**Entries**.

==*==

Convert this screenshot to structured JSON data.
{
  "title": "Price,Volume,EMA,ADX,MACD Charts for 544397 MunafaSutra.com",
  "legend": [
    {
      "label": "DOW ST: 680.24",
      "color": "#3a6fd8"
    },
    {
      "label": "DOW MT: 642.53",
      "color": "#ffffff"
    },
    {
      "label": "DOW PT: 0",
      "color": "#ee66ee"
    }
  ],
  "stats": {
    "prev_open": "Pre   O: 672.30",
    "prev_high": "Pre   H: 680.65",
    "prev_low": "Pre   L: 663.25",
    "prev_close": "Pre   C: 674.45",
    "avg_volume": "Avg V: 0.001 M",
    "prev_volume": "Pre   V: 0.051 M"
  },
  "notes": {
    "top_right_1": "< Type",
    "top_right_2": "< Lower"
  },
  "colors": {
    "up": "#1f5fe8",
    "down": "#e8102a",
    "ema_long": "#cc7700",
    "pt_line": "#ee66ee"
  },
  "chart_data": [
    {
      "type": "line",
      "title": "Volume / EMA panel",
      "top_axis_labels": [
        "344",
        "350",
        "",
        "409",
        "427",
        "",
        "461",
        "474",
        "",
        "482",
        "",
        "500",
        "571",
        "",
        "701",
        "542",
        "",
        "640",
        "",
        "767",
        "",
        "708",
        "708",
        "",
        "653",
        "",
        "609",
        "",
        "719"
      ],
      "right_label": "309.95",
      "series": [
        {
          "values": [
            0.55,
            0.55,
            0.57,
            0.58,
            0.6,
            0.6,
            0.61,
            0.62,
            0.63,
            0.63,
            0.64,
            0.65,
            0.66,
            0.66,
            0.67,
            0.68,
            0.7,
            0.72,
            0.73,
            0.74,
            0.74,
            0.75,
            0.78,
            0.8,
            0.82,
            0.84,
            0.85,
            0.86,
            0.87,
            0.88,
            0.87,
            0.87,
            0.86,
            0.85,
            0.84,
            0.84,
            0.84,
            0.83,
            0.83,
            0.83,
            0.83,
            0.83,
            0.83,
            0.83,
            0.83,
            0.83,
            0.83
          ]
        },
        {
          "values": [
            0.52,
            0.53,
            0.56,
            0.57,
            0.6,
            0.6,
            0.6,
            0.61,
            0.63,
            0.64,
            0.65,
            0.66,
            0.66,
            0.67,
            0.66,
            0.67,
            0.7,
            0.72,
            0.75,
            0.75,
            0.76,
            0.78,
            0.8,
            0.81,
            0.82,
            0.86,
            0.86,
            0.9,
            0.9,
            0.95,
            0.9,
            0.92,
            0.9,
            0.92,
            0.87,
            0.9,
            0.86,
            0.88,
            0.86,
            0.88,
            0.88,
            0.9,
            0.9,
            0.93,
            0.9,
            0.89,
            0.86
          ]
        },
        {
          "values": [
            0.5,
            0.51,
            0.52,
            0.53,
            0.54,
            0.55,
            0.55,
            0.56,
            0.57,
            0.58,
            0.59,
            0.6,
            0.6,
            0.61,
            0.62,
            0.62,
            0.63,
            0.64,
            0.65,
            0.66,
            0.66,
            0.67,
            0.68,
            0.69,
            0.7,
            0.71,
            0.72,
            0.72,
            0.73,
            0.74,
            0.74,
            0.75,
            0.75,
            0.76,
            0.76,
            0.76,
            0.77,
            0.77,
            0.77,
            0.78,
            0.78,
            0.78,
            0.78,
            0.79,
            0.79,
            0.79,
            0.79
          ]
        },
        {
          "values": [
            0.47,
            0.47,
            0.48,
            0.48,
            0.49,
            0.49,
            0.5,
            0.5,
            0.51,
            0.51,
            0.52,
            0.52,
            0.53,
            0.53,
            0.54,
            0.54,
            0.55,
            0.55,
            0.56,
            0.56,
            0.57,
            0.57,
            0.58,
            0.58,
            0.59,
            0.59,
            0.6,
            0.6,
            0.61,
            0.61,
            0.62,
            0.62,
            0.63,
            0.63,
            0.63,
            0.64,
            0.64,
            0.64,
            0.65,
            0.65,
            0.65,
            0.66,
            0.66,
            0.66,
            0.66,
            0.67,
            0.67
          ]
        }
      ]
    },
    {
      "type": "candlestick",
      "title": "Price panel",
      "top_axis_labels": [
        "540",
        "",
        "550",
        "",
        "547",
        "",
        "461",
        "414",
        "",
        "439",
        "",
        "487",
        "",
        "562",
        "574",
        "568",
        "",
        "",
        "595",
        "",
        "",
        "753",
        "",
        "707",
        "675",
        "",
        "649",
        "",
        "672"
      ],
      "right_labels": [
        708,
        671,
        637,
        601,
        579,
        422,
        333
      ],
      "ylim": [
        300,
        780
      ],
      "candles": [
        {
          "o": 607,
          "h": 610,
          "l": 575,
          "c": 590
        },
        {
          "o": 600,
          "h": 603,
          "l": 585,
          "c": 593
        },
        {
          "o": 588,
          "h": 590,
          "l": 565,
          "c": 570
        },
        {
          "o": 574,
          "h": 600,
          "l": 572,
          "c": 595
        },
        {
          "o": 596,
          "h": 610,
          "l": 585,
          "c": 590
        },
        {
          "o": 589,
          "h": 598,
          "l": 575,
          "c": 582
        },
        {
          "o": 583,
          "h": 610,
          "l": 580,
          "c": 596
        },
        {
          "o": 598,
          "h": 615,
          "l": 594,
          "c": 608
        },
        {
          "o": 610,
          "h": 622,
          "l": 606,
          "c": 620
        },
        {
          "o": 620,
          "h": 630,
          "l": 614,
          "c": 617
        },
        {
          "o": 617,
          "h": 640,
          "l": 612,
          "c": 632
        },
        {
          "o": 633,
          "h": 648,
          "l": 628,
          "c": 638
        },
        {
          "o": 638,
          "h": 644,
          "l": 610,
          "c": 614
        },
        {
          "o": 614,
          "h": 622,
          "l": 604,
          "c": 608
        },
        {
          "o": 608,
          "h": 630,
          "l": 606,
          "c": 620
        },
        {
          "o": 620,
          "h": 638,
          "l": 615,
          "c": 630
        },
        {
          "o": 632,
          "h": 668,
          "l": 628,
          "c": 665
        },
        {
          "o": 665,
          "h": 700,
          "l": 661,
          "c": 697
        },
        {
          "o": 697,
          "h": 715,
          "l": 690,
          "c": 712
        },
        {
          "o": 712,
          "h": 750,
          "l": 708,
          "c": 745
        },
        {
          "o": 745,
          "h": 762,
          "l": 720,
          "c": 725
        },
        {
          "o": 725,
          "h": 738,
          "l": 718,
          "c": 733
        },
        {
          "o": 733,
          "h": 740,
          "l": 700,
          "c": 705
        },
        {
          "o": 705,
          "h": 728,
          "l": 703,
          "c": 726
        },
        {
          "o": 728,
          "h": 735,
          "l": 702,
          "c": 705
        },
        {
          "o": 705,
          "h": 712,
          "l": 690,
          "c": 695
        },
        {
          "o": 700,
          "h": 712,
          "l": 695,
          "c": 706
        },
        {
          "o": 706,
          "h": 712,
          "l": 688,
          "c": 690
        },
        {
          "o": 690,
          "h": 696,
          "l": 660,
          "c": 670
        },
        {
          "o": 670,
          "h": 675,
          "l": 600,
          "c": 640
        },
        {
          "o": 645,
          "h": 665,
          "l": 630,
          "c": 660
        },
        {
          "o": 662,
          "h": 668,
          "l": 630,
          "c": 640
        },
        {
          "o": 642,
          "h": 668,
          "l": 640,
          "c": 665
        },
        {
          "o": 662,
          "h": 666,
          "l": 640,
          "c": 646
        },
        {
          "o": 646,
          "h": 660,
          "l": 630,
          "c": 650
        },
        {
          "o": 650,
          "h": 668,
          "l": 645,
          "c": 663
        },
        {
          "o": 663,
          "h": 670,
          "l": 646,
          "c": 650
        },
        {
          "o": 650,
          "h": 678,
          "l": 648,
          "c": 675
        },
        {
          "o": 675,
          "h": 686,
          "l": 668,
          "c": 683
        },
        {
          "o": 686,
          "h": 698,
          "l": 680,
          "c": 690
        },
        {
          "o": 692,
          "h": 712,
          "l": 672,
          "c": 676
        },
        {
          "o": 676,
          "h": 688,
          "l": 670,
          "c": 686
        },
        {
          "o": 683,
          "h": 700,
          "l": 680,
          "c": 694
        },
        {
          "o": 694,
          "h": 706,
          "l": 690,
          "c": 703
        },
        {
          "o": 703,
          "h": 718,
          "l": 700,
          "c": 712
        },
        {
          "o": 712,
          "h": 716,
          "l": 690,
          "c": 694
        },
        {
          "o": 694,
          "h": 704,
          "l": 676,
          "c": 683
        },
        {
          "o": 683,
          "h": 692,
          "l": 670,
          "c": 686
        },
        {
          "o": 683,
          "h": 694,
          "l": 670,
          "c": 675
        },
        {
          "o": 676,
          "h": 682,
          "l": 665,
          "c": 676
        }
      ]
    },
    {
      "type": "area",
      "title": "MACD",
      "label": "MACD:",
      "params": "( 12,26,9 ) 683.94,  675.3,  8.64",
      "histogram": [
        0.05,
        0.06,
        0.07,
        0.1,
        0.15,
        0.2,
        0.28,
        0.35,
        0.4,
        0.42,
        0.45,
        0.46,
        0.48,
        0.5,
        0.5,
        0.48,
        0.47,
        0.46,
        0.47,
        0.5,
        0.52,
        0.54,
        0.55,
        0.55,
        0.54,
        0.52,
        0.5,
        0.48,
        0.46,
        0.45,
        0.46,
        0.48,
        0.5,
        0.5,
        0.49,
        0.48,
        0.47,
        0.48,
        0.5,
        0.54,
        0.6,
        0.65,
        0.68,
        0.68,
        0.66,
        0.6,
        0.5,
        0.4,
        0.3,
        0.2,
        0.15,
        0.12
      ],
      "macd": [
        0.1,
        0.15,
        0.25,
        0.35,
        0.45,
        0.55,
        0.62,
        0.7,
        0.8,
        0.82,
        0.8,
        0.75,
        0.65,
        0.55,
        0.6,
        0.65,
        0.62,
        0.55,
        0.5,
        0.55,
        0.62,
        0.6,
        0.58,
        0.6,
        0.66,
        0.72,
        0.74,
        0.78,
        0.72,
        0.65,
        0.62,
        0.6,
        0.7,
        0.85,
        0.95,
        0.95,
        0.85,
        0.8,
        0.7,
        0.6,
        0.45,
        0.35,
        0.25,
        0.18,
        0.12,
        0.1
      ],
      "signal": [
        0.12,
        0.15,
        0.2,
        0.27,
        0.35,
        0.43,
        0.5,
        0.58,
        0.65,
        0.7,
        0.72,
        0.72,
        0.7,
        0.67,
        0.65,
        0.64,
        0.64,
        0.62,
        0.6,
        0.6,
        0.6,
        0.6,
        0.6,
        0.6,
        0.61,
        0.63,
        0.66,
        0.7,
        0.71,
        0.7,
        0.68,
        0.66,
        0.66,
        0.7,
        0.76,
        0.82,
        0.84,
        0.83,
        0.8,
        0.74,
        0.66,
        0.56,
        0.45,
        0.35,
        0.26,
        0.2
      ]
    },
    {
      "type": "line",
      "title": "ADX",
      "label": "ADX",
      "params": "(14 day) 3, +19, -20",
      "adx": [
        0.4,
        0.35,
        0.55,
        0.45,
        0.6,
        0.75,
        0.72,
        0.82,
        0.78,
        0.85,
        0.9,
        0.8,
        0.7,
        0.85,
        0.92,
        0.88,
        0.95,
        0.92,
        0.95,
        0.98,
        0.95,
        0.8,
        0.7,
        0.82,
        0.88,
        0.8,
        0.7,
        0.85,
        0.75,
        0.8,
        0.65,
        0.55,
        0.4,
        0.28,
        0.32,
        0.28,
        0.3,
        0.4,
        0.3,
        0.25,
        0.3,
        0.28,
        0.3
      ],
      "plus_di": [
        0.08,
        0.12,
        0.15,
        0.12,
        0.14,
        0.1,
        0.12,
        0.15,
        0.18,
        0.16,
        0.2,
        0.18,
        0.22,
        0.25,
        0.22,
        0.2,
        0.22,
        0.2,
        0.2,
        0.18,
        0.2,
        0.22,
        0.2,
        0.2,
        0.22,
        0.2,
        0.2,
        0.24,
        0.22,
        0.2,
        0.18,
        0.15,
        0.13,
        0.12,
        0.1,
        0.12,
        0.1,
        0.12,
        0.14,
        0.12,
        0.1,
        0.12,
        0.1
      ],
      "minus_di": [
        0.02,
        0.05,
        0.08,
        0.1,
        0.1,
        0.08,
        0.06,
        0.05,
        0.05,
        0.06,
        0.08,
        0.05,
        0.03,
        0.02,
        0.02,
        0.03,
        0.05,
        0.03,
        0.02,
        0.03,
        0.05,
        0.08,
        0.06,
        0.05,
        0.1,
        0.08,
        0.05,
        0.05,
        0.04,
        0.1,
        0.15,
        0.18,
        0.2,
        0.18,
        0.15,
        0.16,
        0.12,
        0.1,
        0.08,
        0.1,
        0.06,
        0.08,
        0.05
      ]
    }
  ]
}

==*==

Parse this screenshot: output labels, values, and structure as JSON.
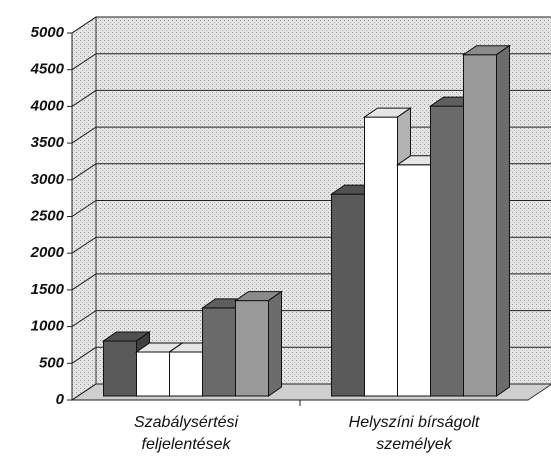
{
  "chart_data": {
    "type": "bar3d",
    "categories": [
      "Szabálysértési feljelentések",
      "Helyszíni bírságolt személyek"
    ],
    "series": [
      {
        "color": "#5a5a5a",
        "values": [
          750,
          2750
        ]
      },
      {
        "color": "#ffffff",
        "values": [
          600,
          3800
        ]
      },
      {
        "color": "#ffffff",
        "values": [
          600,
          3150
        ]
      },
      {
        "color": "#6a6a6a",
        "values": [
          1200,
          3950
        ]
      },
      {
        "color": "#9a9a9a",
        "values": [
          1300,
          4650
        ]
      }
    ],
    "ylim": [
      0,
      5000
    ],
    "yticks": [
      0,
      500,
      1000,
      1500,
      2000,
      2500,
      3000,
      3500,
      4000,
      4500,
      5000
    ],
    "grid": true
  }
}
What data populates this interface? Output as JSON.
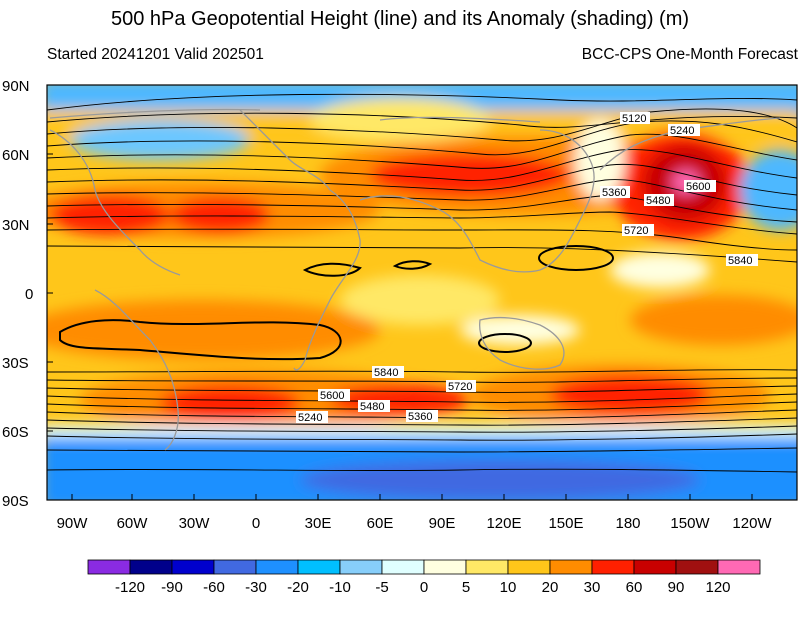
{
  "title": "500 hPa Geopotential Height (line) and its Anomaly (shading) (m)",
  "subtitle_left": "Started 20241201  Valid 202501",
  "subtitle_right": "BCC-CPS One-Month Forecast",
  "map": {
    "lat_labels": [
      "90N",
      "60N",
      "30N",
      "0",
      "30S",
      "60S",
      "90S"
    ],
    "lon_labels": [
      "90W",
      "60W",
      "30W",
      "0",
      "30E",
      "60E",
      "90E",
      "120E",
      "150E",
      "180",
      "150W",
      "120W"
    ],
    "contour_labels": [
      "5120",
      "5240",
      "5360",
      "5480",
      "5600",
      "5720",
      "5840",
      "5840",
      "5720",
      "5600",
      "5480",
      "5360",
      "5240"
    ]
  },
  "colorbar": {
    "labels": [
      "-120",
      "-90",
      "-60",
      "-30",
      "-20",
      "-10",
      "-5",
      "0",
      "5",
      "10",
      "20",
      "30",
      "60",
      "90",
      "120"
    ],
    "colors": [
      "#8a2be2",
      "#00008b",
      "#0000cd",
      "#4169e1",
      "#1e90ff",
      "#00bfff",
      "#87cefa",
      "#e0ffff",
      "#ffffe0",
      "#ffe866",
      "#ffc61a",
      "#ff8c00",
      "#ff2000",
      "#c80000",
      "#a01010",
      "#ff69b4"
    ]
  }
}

==*==

**Exercise brief**. Only the number is wanted: how many lines in the data include the string "screenshot"?

**Complete answer**. 2